Problem details: Find each line containing the string "JSON". Copy it.

Data lines:

* START *

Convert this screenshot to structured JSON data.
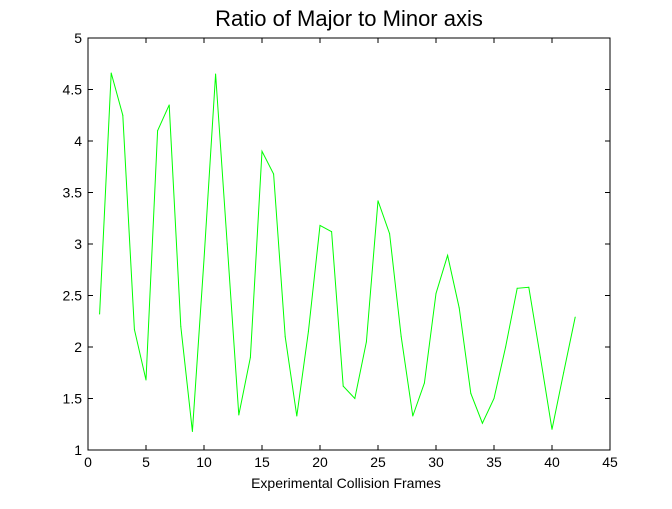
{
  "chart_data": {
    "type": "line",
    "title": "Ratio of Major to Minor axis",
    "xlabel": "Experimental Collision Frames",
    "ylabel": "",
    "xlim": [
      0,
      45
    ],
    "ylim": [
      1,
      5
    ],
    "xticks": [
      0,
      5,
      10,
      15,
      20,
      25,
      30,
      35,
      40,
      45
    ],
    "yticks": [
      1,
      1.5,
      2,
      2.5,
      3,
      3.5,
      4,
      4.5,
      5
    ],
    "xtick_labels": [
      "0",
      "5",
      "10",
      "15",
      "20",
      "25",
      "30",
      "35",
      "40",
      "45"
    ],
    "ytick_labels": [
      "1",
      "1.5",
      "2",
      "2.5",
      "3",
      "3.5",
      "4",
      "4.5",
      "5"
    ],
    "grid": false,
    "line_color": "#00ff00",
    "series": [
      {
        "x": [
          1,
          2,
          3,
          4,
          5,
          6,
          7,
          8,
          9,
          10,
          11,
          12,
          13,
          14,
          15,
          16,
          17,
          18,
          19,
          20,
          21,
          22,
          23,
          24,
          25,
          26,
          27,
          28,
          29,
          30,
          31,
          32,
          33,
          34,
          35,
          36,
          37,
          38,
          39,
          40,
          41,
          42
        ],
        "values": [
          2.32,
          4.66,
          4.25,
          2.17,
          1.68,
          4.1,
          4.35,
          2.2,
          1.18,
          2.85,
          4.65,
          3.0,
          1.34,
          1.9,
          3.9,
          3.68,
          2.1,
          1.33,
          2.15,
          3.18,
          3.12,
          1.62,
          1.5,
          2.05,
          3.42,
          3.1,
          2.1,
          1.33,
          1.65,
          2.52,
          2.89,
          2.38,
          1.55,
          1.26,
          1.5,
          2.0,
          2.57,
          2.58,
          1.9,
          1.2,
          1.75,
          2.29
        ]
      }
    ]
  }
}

* END *
* START *

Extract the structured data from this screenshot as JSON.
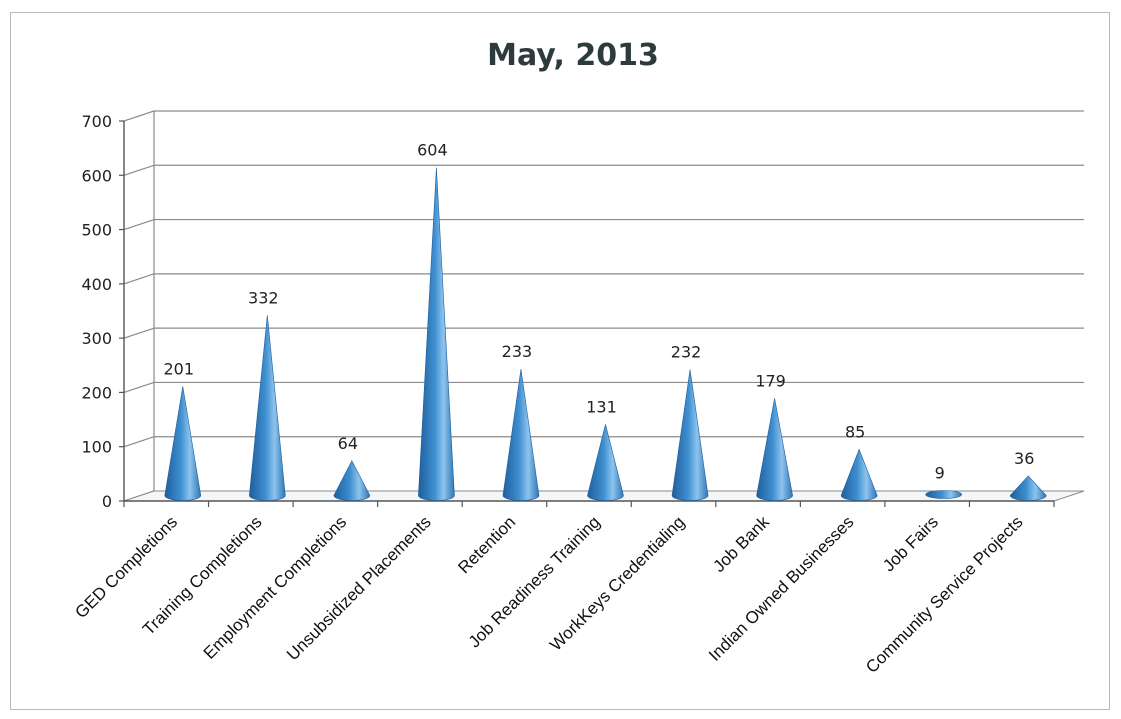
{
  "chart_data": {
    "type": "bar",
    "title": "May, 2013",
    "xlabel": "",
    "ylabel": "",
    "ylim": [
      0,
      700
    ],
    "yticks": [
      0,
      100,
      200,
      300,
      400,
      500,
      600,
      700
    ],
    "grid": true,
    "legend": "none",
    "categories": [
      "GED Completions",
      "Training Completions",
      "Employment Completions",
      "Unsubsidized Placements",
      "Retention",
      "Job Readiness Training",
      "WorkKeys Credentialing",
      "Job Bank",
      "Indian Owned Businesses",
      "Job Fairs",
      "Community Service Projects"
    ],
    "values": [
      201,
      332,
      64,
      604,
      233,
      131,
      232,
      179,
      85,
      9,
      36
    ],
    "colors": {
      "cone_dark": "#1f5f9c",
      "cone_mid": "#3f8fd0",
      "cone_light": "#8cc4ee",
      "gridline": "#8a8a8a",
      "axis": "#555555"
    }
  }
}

* END *

Task solution:
Convert this screenshot to structured JSON data.
Extract the structured data from this screenshot as JSON.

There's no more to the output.